REQUIREMENT = Exclude the pictures and reproduce the remaining data exactly as written.

** Begin PROVIDED ENTRIES **

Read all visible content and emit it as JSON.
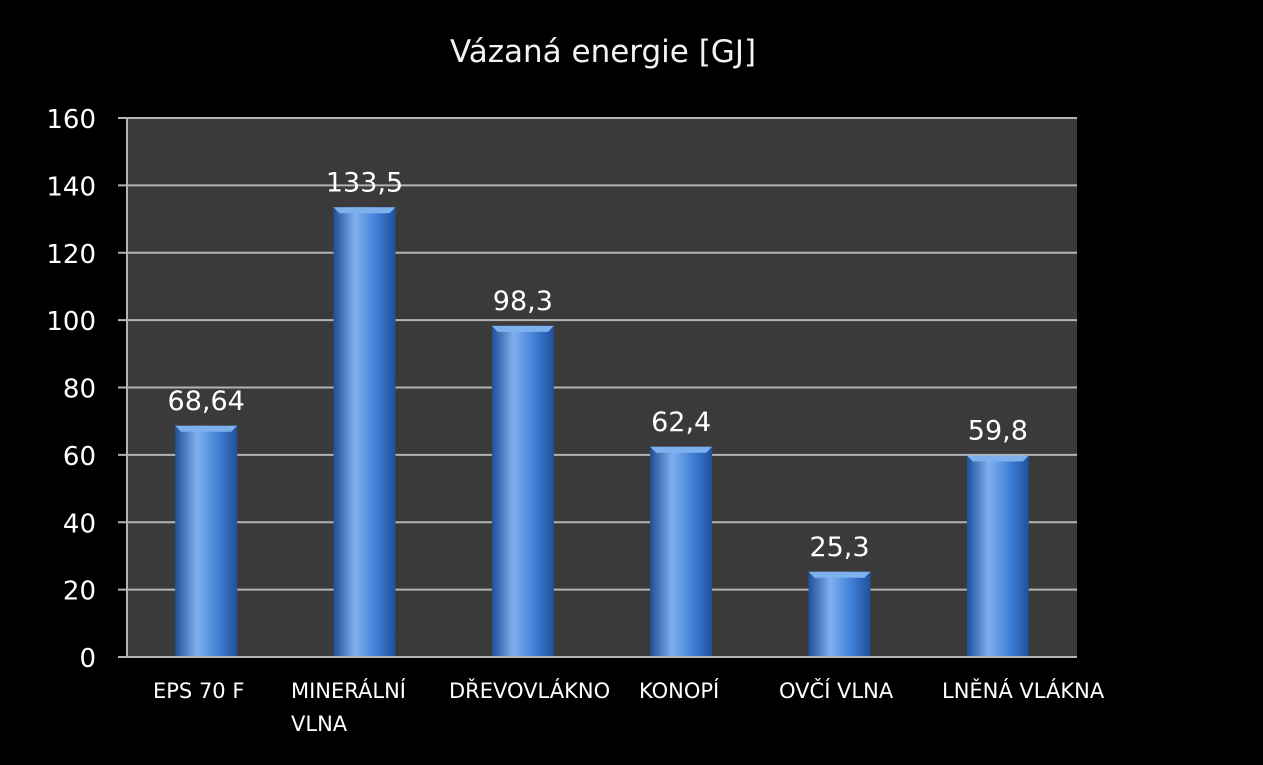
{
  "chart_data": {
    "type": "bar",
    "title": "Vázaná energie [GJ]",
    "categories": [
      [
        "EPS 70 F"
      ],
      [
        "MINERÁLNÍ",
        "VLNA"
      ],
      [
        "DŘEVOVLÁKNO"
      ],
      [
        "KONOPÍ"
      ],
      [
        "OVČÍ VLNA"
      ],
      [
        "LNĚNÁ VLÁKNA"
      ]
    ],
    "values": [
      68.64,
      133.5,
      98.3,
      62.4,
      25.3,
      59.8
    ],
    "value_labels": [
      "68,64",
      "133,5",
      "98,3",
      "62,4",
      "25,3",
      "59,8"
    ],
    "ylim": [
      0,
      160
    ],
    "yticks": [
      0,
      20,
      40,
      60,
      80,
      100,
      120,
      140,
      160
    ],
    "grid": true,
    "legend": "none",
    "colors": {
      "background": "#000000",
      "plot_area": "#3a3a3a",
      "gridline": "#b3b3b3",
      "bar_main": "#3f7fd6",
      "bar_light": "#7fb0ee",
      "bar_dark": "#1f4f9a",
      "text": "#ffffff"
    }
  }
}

** End PROVIDED ENTRIES **

OUTPUT FOR THIS TASK =
Read all visible content and emit it as JSON.
{
  "chart_data": {
    "type": "bar",
    "title": "Vázaná energie [GJ]",
    "categories": [
      [
        "EPS 70 F"
      ],
      [
        "MINERÁLNÍ",
        "VLNA"
      ],
      [
        "DŘEVOVLÁKNO"
      ],
      [
        "KONOPÍ"
      ],
      [
        "OVČÍ VLNA"
      ],
      [
        "LNĚNÁ VLÁKNA"
      ]
    ],
    "values": [
      68.64,
      133.5,
      98.3,
      62.4,
      25.3,
      59.8
    ],
    "value_labels": [
      "68,64",
      "133,5",
      "98,3",
      "62,4",
      "25,3",
      "59,8"
    ],
    "ylim": [
      0,
      160
    ],
    "yticks": [
      0,
      20,
      40,
      60,
      80,
      100,
      120,
      140,
      160
    ],
    "grid": true,
    "legend": "none",
    "colors": {
      "background": "#000000",
      "plot_area": "#3a3a3a",
      "gridline": "#b3b3b3",
      "bar_main": "#3f7fd6",
      "bar_light": "#7fb0ee",
      "bar_dark": "#1f4f9a",
      "text": "#ffffff"
    }
  }
}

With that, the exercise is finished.